--- Start of SUPPLIED MATERIAL ---
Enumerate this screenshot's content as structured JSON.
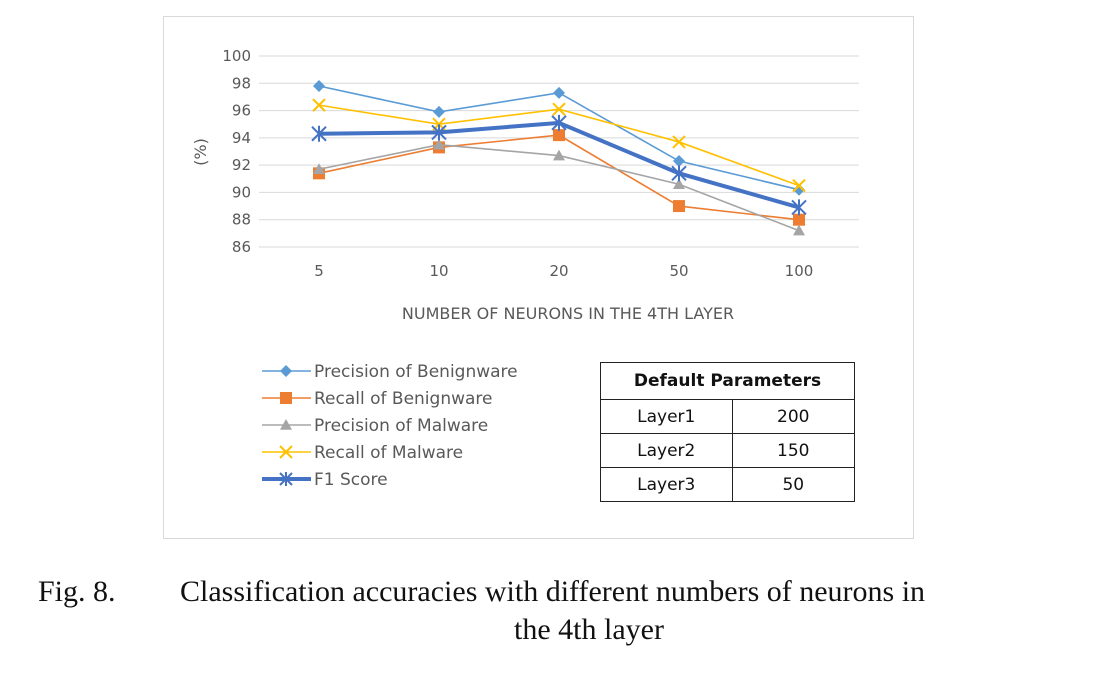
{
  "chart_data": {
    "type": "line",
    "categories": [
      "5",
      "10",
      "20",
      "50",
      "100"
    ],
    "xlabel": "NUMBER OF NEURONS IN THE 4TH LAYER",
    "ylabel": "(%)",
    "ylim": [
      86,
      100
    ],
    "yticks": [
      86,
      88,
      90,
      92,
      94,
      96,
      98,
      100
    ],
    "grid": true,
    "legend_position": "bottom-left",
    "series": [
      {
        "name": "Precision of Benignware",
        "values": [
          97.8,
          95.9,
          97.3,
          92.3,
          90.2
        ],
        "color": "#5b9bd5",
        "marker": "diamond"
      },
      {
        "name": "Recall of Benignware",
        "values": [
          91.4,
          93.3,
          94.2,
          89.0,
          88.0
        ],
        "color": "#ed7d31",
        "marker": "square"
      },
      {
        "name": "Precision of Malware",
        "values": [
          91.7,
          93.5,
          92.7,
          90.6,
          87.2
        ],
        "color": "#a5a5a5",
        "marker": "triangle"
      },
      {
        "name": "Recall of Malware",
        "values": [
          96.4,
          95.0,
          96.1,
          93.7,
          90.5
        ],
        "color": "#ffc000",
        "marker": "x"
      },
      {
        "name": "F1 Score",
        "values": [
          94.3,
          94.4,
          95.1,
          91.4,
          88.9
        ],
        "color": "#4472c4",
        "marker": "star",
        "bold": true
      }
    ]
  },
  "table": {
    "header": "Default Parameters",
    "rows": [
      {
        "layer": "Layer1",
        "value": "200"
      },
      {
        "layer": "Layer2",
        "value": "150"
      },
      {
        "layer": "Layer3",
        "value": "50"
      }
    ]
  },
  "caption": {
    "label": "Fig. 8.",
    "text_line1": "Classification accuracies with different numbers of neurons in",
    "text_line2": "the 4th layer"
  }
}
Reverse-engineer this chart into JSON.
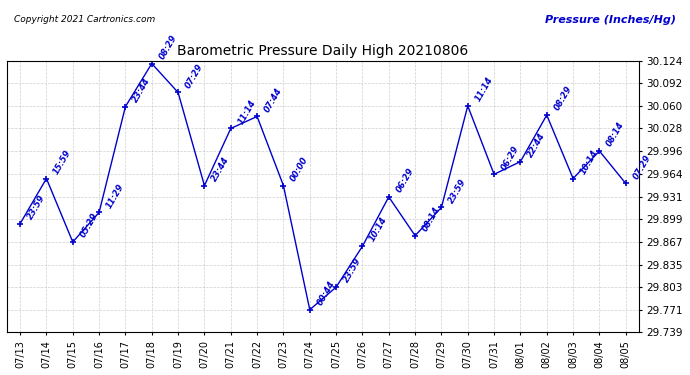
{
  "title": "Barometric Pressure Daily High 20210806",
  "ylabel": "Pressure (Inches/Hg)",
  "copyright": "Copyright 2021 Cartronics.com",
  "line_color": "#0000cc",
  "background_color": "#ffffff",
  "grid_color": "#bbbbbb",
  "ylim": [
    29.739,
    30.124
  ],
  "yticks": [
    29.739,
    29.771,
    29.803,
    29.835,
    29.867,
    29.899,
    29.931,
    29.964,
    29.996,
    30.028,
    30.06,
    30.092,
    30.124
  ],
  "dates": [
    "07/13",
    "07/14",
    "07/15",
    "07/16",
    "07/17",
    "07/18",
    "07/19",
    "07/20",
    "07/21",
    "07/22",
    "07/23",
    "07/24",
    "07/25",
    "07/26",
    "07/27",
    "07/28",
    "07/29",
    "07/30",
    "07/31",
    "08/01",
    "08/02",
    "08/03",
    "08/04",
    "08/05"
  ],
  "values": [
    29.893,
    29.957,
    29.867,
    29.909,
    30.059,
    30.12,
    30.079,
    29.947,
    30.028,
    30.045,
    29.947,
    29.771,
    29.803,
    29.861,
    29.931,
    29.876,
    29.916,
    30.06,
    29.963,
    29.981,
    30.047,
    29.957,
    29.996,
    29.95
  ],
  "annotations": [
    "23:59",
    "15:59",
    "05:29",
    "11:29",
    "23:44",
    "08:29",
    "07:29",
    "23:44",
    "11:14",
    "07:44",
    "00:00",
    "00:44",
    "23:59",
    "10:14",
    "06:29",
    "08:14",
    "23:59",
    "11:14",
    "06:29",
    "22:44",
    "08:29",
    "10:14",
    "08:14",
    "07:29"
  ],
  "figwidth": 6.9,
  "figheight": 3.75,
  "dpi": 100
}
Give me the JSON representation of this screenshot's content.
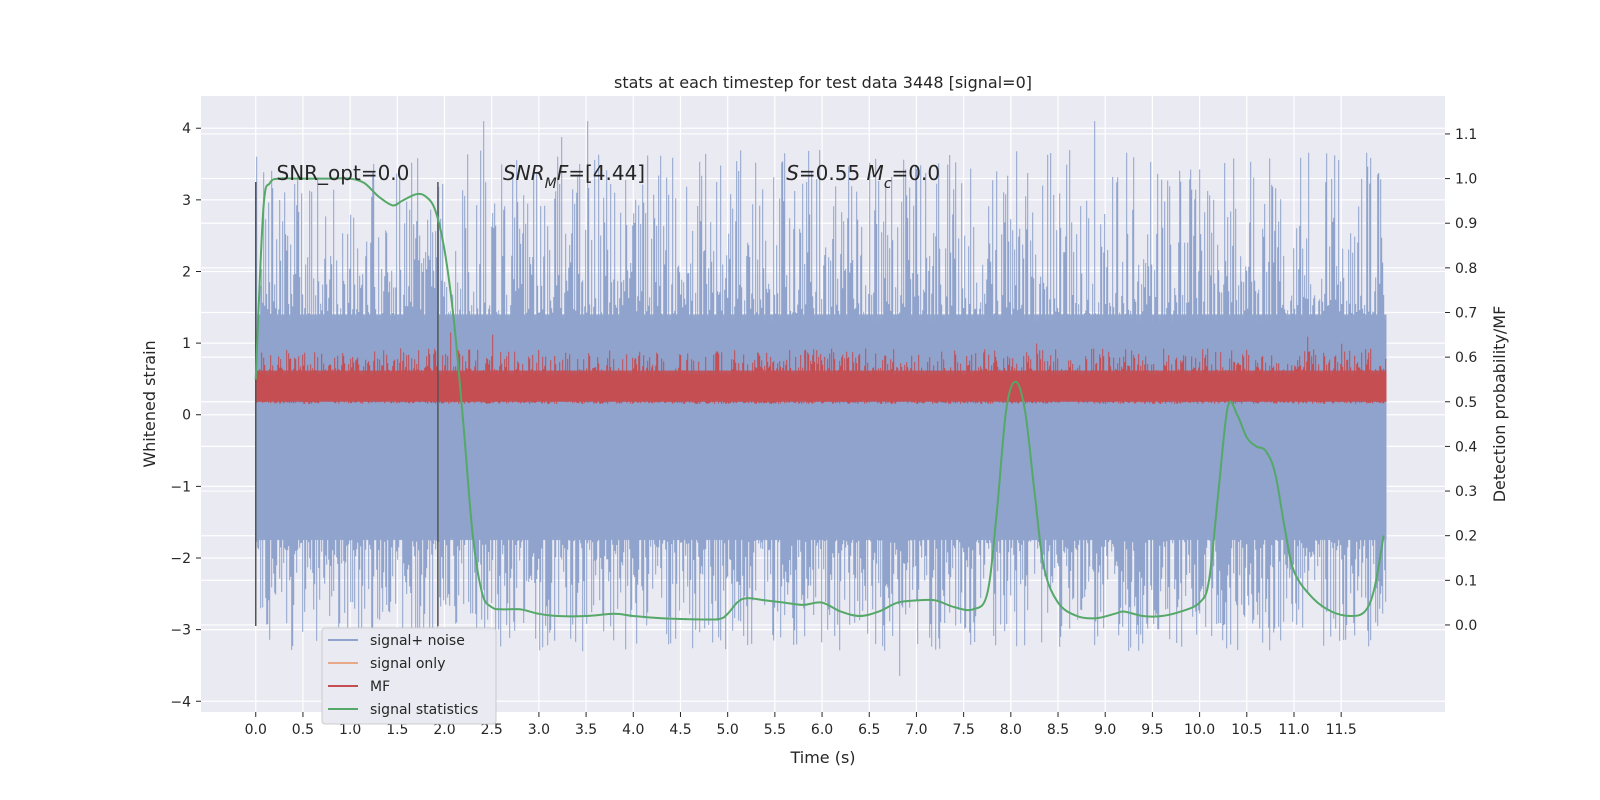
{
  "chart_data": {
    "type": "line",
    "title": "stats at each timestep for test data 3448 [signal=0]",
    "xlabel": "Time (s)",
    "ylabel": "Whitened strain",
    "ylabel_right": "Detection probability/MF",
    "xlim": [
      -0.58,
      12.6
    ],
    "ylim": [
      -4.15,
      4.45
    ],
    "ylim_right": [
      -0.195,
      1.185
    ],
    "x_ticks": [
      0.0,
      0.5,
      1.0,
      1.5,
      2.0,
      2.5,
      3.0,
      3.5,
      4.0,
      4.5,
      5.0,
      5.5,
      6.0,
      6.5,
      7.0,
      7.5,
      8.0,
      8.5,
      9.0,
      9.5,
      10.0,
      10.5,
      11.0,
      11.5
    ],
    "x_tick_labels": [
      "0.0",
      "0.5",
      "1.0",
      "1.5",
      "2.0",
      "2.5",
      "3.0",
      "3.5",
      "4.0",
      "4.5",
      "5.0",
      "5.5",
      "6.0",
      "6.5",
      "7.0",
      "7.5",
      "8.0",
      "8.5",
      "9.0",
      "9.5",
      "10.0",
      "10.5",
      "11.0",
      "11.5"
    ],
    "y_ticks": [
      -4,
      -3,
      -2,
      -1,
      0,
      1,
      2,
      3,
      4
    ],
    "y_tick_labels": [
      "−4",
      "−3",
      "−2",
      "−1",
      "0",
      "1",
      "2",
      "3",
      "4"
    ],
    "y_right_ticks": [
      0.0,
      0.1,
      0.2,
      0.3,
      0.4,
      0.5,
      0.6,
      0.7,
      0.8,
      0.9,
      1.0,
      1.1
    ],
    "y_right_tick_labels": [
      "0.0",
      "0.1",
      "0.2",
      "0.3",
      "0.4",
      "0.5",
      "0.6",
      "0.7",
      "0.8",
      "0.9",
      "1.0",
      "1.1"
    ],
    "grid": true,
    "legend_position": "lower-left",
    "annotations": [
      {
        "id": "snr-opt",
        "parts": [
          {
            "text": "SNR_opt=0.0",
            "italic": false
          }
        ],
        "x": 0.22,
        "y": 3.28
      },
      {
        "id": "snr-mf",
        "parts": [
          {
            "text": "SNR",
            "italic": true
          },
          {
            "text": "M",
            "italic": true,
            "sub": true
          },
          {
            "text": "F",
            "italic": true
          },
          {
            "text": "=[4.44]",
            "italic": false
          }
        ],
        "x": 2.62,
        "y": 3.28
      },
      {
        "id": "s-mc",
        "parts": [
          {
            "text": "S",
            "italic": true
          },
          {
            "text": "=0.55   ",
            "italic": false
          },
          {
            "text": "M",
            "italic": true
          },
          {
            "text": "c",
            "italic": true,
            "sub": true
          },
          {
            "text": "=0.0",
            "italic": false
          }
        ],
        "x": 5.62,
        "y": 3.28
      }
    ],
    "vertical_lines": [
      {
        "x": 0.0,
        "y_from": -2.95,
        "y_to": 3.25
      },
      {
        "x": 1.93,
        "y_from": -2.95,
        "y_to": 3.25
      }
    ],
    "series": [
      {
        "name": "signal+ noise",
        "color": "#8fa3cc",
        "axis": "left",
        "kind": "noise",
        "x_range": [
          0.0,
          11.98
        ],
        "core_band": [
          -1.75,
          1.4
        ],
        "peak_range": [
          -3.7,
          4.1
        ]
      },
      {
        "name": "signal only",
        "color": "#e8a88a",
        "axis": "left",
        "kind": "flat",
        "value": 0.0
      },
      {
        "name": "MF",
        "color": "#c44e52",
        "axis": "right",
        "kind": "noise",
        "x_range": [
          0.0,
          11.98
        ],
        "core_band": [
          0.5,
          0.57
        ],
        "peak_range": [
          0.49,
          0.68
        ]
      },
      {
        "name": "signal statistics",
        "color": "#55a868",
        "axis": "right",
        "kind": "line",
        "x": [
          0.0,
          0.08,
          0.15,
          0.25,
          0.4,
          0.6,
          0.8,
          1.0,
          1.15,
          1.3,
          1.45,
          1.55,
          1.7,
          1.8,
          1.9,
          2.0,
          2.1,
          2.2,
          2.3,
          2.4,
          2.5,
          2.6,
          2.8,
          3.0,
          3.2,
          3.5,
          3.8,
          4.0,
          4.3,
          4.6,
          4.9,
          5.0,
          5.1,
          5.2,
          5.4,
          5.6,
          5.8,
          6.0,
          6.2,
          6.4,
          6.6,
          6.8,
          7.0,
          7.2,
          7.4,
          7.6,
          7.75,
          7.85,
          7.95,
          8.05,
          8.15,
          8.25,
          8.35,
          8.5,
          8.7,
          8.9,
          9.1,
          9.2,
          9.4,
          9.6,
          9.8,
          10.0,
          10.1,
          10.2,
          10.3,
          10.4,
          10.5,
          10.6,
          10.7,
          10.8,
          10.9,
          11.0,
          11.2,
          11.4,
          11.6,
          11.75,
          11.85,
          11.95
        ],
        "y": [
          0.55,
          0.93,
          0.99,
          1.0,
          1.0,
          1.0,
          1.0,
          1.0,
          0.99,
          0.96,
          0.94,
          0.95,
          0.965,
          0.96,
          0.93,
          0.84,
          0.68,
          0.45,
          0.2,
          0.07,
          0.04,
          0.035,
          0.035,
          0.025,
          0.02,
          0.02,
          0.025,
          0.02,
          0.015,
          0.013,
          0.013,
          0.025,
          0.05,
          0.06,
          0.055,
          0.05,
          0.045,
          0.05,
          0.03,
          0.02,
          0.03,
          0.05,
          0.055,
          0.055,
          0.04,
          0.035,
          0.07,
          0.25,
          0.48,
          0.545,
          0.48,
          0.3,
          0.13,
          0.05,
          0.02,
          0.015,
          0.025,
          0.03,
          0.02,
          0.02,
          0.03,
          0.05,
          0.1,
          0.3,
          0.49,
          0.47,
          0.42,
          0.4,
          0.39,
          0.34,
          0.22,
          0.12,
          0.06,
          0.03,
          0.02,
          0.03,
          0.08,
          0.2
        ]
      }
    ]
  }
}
--- End of SUPPLIED MATERIAL ---
(WHAT THE TASK REQUIRES)
Filter the entries above down to the lines containing the word "Benignware".

(FINAL RESULT)
        "name": "Precision of Benignware",
        "name": "Recall of Benignware",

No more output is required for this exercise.